[Dataset records]

════════════════

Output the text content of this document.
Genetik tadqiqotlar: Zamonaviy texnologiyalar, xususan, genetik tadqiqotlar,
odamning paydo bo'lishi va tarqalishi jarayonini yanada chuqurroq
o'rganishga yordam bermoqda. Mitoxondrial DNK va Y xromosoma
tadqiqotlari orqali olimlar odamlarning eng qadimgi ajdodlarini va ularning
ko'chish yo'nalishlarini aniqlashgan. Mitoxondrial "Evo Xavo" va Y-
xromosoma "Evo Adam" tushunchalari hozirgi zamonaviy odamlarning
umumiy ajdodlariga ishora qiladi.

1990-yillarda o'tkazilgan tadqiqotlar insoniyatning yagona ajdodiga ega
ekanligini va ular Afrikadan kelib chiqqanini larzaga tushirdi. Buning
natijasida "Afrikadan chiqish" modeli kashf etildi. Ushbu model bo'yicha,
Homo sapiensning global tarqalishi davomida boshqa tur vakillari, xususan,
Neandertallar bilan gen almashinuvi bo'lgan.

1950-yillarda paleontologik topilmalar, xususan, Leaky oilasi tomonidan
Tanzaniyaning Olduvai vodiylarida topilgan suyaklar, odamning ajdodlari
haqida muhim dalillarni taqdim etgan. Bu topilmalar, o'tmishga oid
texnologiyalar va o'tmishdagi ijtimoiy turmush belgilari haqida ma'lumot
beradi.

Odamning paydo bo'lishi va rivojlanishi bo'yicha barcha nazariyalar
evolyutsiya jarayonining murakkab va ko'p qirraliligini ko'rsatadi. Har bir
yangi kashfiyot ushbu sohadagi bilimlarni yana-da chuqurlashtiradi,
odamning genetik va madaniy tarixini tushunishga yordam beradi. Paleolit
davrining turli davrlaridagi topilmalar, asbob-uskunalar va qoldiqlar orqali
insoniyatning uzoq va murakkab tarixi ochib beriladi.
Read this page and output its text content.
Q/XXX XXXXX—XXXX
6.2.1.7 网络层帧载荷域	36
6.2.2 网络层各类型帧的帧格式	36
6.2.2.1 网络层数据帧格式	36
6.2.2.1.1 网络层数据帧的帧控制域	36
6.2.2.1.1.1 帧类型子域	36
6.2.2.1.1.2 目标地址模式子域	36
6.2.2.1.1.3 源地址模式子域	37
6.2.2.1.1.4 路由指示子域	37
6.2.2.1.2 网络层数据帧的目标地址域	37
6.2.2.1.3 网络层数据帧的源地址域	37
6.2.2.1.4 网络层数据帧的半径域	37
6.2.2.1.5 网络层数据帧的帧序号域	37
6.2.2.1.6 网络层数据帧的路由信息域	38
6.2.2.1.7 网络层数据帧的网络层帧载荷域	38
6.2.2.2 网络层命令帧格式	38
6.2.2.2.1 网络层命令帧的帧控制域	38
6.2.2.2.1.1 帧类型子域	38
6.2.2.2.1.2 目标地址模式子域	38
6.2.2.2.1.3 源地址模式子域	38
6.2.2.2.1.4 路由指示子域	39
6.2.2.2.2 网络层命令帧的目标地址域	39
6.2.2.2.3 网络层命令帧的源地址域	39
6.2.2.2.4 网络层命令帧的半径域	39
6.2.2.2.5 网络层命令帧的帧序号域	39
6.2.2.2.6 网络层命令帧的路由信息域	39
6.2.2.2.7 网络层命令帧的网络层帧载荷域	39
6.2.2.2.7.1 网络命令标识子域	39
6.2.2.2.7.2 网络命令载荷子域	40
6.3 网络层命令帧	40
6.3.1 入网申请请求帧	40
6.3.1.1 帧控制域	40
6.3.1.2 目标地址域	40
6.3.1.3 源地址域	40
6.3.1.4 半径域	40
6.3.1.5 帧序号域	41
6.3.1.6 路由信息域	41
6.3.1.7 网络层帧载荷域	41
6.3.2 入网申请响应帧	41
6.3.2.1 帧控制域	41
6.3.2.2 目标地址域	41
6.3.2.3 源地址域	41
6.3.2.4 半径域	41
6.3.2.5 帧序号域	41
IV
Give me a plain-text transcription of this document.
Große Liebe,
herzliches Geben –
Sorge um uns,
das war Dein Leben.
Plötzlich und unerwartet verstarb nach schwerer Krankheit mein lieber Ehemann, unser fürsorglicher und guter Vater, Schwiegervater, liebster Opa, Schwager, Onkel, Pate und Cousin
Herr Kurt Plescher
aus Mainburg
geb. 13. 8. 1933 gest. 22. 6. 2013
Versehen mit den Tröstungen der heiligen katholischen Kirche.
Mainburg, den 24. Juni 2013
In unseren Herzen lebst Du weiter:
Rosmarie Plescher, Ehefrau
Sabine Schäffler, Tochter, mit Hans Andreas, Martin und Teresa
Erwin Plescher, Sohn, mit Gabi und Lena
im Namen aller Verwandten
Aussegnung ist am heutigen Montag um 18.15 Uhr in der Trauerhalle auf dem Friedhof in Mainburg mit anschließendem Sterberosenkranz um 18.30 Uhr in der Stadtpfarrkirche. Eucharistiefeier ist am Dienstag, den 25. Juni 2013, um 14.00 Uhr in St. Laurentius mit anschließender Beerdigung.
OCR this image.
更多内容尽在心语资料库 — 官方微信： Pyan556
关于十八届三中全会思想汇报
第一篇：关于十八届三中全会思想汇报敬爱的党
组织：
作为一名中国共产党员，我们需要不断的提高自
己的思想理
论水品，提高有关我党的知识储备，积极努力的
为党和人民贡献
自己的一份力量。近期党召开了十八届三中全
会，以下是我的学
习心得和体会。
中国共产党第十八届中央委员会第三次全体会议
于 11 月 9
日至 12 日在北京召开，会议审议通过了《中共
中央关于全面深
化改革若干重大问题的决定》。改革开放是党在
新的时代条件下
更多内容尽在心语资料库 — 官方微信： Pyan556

════════════════

* **Short task**
Reproduce the complete set of lines precisely as supplied.

* **Result of this task**
Output the text content of this document.
Genetik tadqiqotlar: Zamonaviy texnologiyalar, xususan, genetik tadqiqotlar,
odamning paydo bo'lishi va tarqalishi jarayonini yanada chuqurroq
o'rganishga yordam bermoqda. Mitoxondrial DNK va Y xromosoma
tadqiqotlari orqali olimlar odamlarning eng qadimgi ajdodlarini va ularning
ko'chish yo'nalishlarini aniqlashgan. Mitoxondrial "Evo Xavo" va Y-
xromosoma "Evo Adam" tushunchalari hozirgi zamonaviy odamlarning
umumiy ajdodlariga ishora qiladi.

1990-yillarda o'tkazilgan tadqiqotlar insoniyatning yagona ajdodiga ega
ekanligini va ular Afrikadan kelib chiqqanini larzaga tushirdi. Buning
natijasida "Afrikadan chiqish" modeli kashf etildi. Ushbu model bo'yicha,
Homo sapiensning global tarqalishi davomida boshqa tur vakillari, xususan,
Neandertallar bilan gen almashinuvi bo'lgan.

1950-yillarda paleontologik topilmalar, xususan, Leaky oilasi tomonidan
Tanzaniyaning Olduvai vodiylarida topilgan suyaklar, odamning ajdodlari
haqida muhim dalillarni taqdim etgan. Bu topilmalar, o'tmishga oid
texnologiyalar va o'tmishdagi ijtimoiy turmush belgilari haqida ma'lumot
beradi.

Odamning paydo bo'lishi va rivojlanishi bo'yicha barcha nazariyalar
evolyutsiya jarayonining murakkab va ko'p qirraliligini ko'rsatadi. Har bir
yangi kashfiyot ushbu sohadagi bilimlarni yana-da chuqurlashtiradi,
odamning genetik va madaniy tarixini tushunishga yordam beradi. Paleolit
davrining turli davrlaridagi topilmalar, asbob-uskunalar va qoldiqlar orqali
insoniyatning uzoq va murakkab tarixi ochib beriladi.
Read this page and output its text content.
Q/XXX XXXXX—XXXX
6.2.1.7 网络层帧载荷域	36
6.2.2 网络层各类型帧的帧格式	36
6.2.2.1 网络层数据帧格式	36
6.2.2.1.1 网络层数据帧的帧控制域	36
6.2.2.1.1.1 帧类型子域	36
6.2.2.1.1.2 目标地址模式子域	36
6.2.2.1.1.3 源地址模式子域	37
6.2.2.1.1.4 路由指示子域	37
6.2.2.1.2 网络层数据帧的目标地址域	37
6.2.2.1.3 网络层数据帧的源地址域	37
6.2.2.1.4 网络层数据帧的半径域	37
6.2.2.1.5 网络层数据帧的帧序号域	37
6.2.2.1.6 网络层数据帧的路由信息域	38
6.2.2.1.7 网络层数据帧的网络层帧载荷域	38
6.2.2.2 网络层命令帧格式	38
6.2.2.2.1 网络层命令帧的帧控制域	38
6.2.2.2.1.1 帧类型子域	38
6.2.2.2.1.2 目标地址模式子域	38
6.2.2.2.1.3 源地址模式子域	38
6.2.2.2.1.4 路由指示子域	39
6.2.2.2.2 网络层命令帧的目标地址域	39
6.2.2.2.3 网络层命令帧的源地址域	39
6.2.2.2.4 网络层命令帧的半径域	39
6.2.2.2.5 网络层命令帧的帧序号域	39
6.2.2.2.6 网络层命令帧的路由信息域	39
6.2.2.2.7 网络层命令帧的网络层帧载荷域	39
6.2.2.2.7.1 网络命令标识子域	39
6.2.2.2.7.2 网络命令载荷子域	40
6.3 网络层命令帧	40
6.3.1 入网申请请求帧	40
6.3.1.1 帧控制域	40
6.3.1.2 目标地址域	40
6.3.1.3 源地址域	40
6.3.1.4 半径域	40
6.3.1.5 帧序号域	41
6.3.1.6 路由信息域	41
6.3.1.7 网络层帧载荷域	41
6.3.2 入网申请响应帧	41
6.3.2.1 帧控制域	41
6.3.2.2 目标地址域	41
6.3.2.3 源地址域	41
6.3.2.4 半径域	41
6.3.2.5 帧序号域	41
IV
Give me a plain-text transcription of this document.
Große Liebe,
herzliches Geben –
Sorge um uns,
das war Dein Leben.
Plötzlich und unerwartet verstarb nach schwerer Krankheit mein lieber Ehemann, unser fürsorglicher und guter Vater, Schwiegervater, liebster Opa, Schwager, Onkel, Pate und Cousin
Herr Kurt Plescher
aus Mainburg
geb. 13. 8. 1933 gest. 22. 6. 2013
Versehen mit den Tröstungen der heiligen katholischen Kirche.
Mainburg, den 24. Juni 2013
In unseren Herzen lebst Du weiter:
Rosmarie Plescher, Ehefrau
Sabine Schäffler, Tochter, mit Hans Andreas, Martin und Teresa
Erwin Plescher, Sohn, mit Gabi und Lena
im Namen aller Verwandten
Aussegnung ist am heutigen Montag um 18.15 Uhr in der Trauerhalle auf dem Friedhof in Mainburg mit anschließendem Sterberosenkranz um 18.30 Uhr in der Stadtpfarrkirche. Eucharistiefeier ist am Dienstag, den 25. Juni 2013, um 14.00 Uhr in St. Laurentius mit anschließender Beerdigung.
OCR this image.
更多内容尽在心语资料库 — 官方微信： Pyan556
关于十八届三中全会思想汇报
第一篇：关于十八届三中全会思想汇报敬爱的党
组织：
作为一名中国共产党员，我们需要不断的提高自
己的思想理
论水品，提高有关我党的知识储备，积极努力的
为党和人民贡献
自己的一份力量。近期党召开了十八届三中全
会，以下是我的学
习心得和体会。
中国共产党第十八届中央委员会第三次全体会议
于 11 月 9
日至 12 日在北京召开，会议审议通过了《中共
中央关于全面深
化改革若干重大问题的决定》。改革开放是党在
新的时代条件下
更多内容尽在心语资料库 — 官方微信： Pyan556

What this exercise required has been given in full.